*Text for analysis*.
□ □ □

We can build the capacity to engage with each other, whether that’s through conversations, debate, showing respect or demonstrating empathy, said Carissa Slotterback, dean and professor in the School of Public and International Affairs.

On April 2, she facilitated a conversation between David Greene, an award-winning journalist, best-selling author and host of Left, Right and Center, a weekly politics podcast tackling contentious political and social issues, and Katie Dealy, former chief engagement officer for the U.S. Surgeon General Vivek Murthy, who drove national public health efforts on youth mental health, social media and loneliness.

The event, “Reclaiming Connection: How Discourse and Dialogue Can Combat Loneliness and Build Community,” which supported Pitt’s Year of Discourse and Dialogue programming, touched on strategies for destigmatizing loneliness, deepening interpersonal connections and building the capacity to engage in challenging dialogue.

□ □ □

*Source information*.
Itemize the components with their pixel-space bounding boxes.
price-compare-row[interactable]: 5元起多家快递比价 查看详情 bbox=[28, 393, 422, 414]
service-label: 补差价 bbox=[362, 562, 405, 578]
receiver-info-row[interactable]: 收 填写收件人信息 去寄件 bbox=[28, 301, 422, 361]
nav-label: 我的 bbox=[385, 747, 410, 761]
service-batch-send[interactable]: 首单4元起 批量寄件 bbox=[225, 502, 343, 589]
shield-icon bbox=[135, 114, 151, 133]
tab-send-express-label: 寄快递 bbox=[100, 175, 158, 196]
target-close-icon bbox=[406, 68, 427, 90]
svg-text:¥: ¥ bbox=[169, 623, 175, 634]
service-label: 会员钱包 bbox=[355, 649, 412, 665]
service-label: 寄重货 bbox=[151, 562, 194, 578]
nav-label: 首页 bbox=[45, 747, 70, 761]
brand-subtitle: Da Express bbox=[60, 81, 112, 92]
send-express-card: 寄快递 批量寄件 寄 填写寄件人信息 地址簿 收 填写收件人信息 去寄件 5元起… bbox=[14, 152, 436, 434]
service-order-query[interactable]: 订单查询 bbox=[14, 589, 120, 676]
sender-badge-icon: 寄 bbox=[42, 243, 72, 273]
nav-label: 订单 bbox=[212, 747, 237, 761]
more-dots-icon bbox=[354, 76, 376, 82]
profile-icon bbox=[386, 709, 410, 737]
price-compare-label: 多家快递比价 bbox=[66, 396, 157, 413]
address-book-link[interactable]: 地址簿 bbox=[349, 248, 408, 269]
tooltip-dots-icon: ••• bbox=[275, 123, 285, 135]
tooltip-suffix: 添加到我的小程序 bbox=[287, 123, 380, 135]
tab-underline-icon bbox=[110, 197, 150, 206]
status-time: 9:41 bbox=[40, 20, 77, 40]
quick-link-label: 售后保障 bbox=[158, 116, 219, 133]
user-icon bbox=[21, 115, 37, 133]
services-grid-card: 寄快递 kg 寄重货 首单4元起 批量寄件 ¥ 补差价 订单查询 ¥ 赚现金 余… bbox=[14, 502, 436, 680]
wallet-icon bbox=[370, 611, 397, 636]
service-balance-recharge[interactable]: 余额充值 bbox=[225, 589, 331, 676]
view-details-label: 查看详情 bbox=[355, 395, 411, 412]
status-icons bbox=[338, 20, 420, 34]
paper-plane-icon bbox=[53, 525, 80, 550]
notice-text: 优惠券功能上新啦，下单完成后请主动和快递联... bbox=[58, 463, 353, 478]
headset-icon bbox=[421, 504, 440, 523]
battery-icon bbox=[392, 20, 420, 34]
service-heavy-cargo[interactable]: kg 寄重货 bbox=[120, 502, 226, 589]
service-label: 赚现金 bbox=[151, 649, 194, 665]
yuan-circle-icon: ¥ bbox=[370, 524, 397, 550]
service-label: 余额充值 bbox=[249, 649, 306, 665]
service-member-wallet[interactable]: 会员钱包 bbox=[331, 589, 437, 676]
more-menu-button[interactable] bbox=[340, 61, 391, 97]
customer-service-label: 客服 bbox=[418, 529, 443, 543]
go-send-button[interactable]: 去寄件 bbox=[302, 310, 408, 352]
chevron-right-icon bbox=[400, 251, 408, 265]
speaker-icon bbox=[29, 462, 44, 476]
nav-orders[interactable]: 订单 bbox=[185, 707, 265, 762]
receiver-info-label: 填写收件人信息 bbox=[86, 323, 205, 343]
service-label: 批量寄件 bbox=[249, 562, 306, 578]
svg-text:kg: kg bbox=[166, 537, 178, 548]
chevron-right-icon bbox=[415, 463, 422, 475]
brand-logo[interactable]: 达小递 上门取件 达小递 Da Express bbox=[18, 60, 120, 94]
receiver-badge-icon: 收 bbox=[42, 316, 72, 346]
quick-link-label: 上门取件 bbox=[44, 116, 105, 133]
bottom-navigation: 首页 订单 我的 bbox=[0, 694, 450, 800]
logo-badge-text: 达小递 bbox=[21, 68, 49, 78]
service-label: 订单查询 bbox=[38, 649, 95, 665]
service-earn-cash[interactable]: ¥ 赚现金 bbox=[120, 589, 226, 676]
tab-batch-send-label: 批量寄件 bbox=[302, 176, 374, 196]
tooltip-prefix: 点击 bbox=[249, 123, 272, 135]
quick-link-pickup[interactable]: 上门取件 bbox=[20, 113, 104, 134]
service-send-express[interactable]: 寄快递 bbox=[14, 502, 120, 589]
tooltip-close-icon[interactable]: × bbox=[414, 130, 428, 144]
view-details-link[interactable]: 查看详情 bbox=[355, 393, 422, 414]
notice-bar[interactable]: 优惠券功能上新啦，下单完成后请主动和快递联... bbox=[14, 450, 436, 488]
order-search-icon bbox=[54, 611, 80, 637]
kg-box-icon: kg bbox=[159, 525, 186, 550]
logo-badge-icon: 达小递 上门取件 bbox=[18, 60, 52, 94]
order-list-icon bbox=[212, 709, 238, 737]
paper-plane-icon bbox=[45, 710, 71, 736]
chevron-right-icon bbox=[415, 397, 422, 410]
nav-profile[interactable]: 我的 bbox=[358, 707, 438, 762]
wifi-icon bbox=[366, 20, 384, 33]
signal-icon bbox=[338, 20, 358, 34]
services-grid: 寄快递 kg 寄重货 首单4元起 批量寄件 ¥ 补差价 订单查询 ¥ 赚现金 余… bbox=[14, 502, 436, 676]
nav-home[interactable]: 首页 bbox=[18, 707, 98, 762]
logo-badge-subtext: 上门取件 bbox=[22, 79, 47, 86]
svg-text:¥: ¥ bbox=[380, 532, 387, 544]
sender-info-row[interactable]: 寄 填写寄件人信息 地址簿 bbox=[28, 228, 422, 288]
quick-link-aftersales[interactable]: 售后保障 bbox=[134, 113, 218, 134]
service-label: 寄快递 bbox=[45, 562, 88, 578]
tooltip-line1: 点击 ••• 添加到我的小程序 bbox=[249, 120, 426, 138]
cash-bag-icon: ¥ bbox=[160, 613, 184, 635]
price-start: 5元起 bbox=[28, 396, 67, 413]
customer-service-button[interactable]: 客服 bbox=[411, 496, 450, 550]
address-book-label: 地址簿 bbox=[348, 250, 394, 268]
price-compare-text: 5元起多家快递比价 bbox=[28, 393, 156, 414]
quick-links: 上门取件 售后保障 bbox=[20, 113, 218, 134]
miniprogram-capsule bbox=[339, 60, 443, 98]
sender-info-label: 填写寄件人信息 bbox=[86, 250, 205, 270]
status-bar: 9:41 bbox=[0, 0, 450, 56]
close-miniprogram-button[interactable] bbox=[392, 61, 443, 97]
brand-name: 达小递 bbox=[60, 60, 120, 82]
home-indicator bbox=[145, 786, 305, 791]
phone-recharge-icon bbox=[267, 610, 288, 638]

□ □ □

*What to do*.
(a) List every person named in the article about the Reclaiming Connection event.
(b) Copy everything from "We can build" down to "and International Affairs." in the article about the Reclaiming Connection event, changing "empathy" to "compassion".
(c) Extend the article about the Reclaiming Connection event beyond its final sentence.
Nothing in the records is required here.

*Outputs by task*.
(a) Carissa Slotterback, David Greene, Katie Dealy, Vivek Murthy

(b)
We can build the capacity to engage with each other, whether that’s through conversations, debate, showing respect or demonstrating compassion, said Carissa Slotterback, dean and professor in the School of Public and International Affairs.

(c)
Here are five key takeaways from the discussion:

Know you’re not alone

Slotterback began the conversation by asking Dealy and Greene to explain how loneliness has become a common American experience.

“The instinct is to assume that the pandemic is the root of many people’s loneliness,” said Dealy. “But before the pandemic, nearly 1 in 2 Americans reported feeling significant loneliness. [There’s] a decrease in the percentage of people who report having three or fewer close friends and increase in the time of time people spend alone.”

Greene added, “What I’ve witnessed in both my work and life is that there’s a high level of loneliness, and this is a mental problem in our society, on college campuses, in families and relationships.”

There are also health consequences related to loneliness, Dealy added.

“In terms of self-reporting, loneliness is more prevalent than diabetes, heart disease and obesity,” she said. “Experiencing prolonged loneliness is akin to the physical effects of smoking — but we also know the social connection can improve health and can protect against elements of depression and anxiety.”

First, turn inward

The first step in addressing the loneliness epidemic is to turn inward and identify our needs and how the people around us can make us feel safer.

Dealy also believes it’s essential to destigmatize loneliness. “It’s a universal feeling; we all feel lonely at different times. Being able to normalize it as a human experience has been compelling,” she said.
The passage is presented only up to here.